[Chart and figure data]
>> Begin

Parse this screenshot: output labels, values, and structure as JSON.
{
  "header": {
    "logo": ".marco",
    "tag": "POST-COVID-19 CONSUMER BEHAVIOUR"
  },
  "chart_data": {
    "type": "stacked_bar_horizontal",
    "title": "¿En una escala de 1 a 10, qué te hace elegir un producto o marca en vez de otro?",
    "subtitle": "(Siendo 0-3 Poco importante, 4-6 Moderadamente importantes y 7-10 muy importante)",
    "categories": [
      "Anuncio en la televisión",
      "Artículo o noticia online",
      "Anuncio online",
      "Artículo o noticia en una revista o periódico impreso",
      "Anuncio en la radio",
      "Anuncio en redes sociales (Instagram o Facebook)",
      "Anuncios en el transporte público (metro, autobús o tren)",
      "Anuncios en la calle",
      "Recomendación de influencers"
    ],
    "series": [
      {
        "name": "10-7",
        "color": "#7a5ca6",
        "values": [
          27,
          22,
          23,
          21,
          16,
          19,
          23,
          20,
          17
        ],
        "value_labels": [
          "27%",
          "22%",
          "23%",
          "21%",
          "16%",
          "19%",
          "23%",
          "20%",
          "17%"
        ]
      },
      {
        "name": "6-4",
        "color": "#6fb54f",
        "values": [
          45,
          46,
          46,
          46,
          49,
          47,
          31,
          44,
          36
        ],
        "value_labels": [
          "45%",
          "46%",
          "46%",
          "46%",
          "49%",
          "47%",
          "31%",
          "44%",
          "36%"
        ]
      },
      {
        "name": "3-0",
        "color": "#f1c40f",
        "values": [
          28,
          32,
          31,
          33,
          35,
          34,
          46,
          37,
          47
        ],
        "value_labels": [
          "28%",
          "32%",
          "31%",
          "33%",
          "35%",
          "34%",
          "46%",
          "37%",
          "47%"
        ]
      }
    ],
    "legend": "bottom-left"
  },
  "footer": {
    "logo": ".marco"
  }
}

>> End

> [AIM] Show every line from the listing above in which the string "online" appears.

> [OUTPUT OF THE EXERCISE]
      "Artículo o noticia online",
      "Anuncio online",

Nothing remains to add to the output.